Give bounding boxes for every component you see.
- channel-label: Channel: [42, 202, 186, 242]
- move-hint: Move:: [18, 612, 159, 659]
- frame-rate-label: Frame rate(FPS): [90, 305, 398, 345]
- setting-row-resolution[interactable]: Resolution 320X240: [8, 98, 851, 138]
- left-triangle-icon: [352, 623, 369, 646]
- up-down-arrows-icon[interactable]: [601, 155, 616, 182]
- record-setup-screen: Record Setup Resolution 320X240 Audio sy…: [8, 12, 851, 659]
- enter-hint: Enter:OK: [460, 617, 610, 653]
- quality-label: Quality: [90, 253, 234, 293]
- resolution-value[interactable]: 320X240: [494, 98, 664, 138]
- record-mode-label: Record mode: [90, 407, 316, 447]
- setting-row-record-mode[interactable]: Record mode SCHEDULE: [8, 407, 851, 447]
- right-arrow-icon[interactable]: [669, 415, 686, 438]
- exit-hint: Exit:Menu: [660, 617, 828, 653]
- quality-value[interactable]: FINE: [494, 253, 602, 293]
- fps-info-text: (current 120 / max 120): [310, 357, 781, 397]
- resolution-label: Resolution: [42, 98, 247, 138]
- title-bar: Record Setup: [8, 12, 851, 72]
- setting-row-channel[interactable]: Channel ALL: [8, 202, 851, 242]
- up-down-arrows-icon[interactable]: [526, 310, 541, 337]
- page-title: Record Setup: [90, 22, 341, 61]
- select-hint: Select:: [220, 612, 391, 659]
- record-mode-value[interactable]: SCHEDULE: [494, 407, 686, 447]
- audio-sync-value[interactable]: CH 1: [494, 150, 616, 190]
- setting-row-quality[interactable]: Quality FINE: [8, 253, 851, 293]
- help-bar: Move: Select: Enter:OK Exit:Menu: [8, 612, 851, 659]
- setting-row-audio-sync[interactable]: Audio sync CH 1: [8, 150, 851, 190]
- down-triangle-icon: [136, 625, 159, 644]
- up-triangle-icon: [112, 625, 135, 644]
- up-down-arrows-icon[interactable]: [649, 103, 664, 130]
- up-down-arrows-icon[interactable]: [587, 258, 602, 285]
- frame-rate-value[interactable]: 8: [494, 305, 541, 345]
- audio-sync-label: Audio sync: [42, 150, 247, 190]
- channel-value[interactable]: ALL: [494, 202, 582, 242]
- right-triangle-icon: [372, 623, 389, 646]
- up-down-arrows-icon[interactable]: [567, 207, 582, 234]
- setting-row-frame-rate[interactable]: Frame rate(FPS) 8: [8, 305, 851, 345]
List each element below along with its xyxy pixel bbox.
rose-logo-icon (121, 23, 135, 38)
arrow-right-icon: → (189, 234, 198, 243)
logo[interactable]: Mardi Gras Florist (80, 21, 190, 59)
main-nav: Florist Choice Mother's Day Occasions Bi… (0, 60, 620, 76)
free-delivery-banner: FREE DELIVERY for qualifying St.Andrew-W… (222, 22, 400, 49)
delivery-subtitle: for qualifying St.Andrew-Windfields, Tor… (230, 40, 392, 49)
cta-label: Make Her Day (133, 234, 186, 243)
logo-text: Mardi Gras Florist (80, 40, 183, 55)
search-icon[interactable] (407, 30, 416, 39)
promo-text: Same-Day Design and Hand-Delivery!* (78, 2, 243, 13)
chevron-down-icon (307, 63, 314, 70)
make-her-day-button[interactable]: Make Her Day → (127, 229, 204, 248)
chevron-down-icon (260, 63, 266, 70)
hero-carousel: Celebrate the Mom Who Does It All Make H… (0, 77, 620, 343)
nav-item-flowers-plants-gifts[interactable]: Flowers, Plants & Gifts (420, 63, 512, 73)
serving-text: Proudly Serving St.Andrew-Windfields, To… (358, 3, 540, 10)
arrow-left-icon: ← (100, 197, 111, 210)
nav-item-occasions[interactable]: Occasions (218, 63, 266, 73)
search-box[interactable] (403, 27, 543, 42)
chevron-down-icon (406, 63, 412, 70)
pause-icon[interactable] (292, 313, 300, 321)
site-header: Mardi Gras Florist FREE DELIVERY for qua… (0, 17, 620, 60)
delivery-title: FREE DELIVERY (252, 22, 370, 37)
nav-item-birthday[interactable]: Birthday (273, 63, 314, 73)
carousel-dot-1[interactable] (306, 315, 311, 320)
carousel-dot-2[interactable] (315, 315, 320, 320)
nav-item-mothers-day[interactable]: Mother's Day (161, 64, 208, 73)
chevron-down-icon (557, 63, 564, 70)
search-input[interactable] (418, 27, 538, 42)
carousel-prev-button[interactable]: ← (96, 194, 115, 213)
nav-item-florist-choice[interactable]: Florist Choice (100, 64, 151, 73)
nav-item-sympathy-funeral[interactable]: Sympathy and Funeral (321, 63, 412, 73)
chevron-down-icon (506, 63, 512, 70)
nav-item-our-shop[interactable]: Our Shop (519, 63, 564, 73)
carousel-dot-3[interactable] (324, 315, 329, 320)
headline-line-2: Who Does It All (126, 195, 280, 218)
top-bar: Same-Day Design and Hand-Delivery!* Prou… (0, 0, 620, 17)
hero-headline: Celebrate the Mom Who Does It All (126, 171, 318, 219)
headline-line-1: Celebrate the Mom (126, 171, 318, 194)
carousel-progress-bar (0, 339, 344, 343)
****************
Task objective:
Rewrite the listing with every "Record Setup" changed to "Recording Setup", leaving all else unchanged.

Exercise output:
Give bounding boxes for every component you see.
- channel-label: Channel: [42, 202, 186, 242]
- move-hint: Move:: [18, 612, 159, 659]
- frame-rate-label: Frame rate(FPS): [90, 305, 398, 345]
- setting-row-resolution[interactable]: Resolution 320X240: [8, 98, 851, 138]
- left-triangle-icon: [352, 623, 369, 646]
- up-down-arrows-icon[interactable]: [601, 155, 616, 182]
- record-setup-screen: Recording Setup Resolution 320X240 Audio sy…: [8, 12, 851, 659]
- enter-hint: Enter:OK: [460, 617, 610, 653]
- quality-label: Quality: [90, 253, 234, 293]
- resolution-value[interactable]: 320X240: [494, 98, 664, 138]
- record-mode-label: Record mode: [90, 407, 316, 447]
- setting-row-record-mode[interactable]: Record mode SCHEDULE: [8, 407, 851, 447]
- right-arrow-icon[interactable]: [669, 415, 686, 438]
- exit-hint: Exit:Menu: [660, 617, 828, 653]
- quality-value[interactable]: FINE: [494, 253, 602, 293]
- fps-info-text: (current 120 / max 120): [310, 357, 781, 397]
- resolution-label: Resolution: [42, 98, 247, 138]
- title-bar: Recording Setup: [8, 12, 851, 72]
- setting-row-channel[interactable]: Channel ALL: [8, 202, 851, 242]
- up-down-arrows-icon[interactable]: [526, 310, 541, 337]
- page-title: Recording Setup: [90, 22, 341, 61]
- select-hint: Select:: [220, 612, 391, 659]
- record-mode-value[interactable]: SCHEDULE: [494, 407, 686, 447]
- audio-sync-value[interactable]: CH 1: [494, 150, 616, 190]
- setting-row-quality[interactable]: Quality FINE: [8, 253, 851, 293]
- help-bar: Move: Select: Enter:OK Exit:Menu: [8, 612, 851, 659]
- setting-row-audio-sync[interactable]: Audio sync CH 1: [8, 150, 851, 190]
- down-triangle-icon: [136, 625, 159, 644]
- up-triangle-icon: [112, 625, 135, 644]
- up-down-arrows-icon[interactable]: [649, 103, 664, 130]
- up-down-arrows-icon[interactable]: [587, 258, 602, 285]
- frame-rate-value[interactable]: 8: [494, 305, 541, 345]
- audio-sync-label: Audio sync: [42, 150, 247, 190]
- channel-value[interactable]: ALL: [494, 202, 582, 242]
- right-triangle-icon: [372, 623, 389, 646]
- up-down-arrows-icon[interactable]: [567, 207, 582, 234]
- setting-row-frame-rate[interactable]: Frame rate(FPS) 8: [8, 305, 851, 345]
List each element below along with its xyxy pixel bbox.
rose-logo-icon (121, 23, 135, 38)
arrow-right-icon: → (189, 234, 198, 243)
logo[interactable]: Mardi Gras Florist (80, 21, 190, 59)
main-nav: Florist Choice Mother's Day Occasions Bi… (0, 60, 620, 76)
free-delivery-banner: FREE DELIVERY for qualifying St.Andrew-W… (222, 22, 400, 49)
delivery-subtitle: for qualifying St.Andrew-Windfields, Tor… (230, 40, 392, 49)
cta-label: Make Her Day (133, 234, 186, 243)
logo-text: Mardi Gras Florist (80, 40, 183, 55)
search-icon[interactable] (407, 30, 416, 39)
promo-text: Same-Day Design and Hand-Delivery!* (78, 2, 243, 13)
chevron-down-icon (307, 63, 314, 70)
make-her-day-button[interactable]: Make Her Day → (127, 229, 204, 248)
chevron-down-icon (260, 63, 266, 70)
hero-carousel: Celebrate the Mom Who Does It All Make H… (0, 77, 620, 343)
nav-item-flowers-plants-gifts[interactable]: Flowers, Plants & Gifts (420, 63, 512, 73)
serving-text: Proudly Serving St.Andrew-Windfields, To… (358, 3, 540, 10)
arrow-left-icon: ← (100, 197, 111, 210)
nav-item-occasions[interactable]: Occasions (218, 63, 266, 73)
search-box[interactable] (403, 27, 543, 42)
chevron-down-icon (406, 63, 412, 70)
pause-icon[interactable] (292, 313, 300, 321)
site-header: Mardi Gras Florist FREE DELIVERY for qua… (0, 17, 620, 60)
delivery-title: FREE DELIVERY (252, 22, 370, 37)
nav-item-birthday[interactable]: Birthday (273, 63, 314, 73)
carousel-dot-1[interactable] (306, 315, 311, 320)
carousel-dot-2[interactable] (315, 315, 320, 320)
nav-item-mothers-day[interactable]: Mother's Day (161, 64, 208, 73)
chevron-down-icon (557, 63, 564, 70)
search-input[interactable] (418, 27, 538, 42)
carousel-prev-button[interactable]: ← (96, 194, 115, 213)
nav-item-florist-choice[interactable]: Florist Choice (100, 64, 151, 73)
nav-item-sympathy-funeral[interactable]: Sympathy and Funeral (321, 63, 412, 73)
chevron-down-icon (506, 63, 512, 70)
nav-item-our-shop[interactable]: Our Shop (519, 63, 564, 73)
carousel-dot-3[interactable] (324, 315, 329, 320)
headline-line-2: Who Does It All (126, 195, 280, 218)
top-bar: Same-Day Design and Hand-Delivery!* Prou… (0, 0, 620, 17)
hero-headline: Celebrate the Mom Who Does It All (126, 171, 318, 219)
headline-line-1: Celebrate the Mom (126, 171, 318, 194)
carousel-progress-bar (0, 339, 344, 343)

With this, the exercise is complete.